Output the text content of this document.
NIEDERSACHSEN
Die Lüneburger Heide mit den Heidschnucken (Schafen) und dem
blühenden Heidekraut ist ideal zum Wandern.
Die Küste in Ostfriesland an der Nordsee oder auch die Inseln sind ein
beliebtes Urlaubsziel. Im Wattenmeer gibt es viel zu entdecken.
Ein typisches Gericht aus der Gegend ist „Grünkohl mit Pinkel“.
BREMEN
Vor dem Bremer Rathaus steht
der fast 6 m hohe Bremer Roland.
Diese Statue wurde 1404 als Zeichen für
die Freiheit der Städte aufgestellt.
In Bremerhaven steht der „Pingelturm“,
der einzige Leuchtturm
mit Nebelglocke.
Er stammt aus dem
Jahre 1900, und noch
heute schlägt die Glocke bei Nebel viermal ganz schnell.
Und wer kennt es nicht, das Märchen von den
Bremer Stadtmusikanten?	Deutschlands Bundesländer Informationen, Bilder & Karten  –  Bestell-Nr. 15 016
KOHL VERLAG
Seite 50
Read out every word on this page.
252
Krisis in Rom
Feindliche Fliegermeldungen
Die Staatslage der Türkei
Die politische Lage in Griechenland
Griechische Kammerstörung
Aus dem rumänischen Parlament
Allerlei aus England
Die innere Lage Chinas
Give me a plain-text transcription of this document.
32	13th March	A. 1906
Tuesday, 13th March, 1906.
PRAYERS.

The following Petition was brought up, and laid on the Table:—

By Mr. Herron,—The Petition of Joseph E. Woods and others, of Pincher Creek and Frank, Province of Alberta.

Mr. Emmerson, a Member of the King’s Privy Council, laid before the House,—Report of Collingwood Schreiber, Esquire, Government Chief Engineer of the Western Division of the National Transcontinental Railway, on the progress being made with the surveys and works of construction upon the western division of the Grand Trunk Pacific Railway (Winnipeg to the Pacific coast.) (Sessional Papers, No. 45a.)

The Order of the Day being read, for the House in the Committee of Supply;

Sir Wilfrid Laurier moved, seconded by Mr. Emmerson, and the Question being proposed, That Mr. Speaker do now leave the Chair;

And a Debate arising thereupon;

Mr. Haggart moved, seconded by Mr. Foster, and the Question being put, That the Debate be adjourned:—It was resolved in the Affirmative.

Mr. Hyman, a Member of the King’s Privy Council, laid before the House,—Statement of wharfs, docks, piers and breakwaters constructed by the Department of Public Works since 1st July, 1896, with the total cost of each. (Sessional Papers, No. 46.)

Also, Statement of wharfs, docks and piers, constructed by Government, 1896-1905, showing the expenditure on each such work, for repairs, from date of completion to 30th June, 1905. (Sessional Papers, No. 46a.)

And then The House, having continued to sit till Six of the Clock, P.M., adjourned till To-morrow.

______

### What to work on
Select and copy every line of the material that holds the string "Question".

### Task response
Sir Wilfrid Laurier moved, seconded by Mr. Emmerson, and the Question being proposed, That Mr. Speaker do now leave the Chair;
Mr. Haggart moved, seconded by Mr. Foster, and the Question being put, That the Debate be adjourned:—It was resolved in the Affirmative.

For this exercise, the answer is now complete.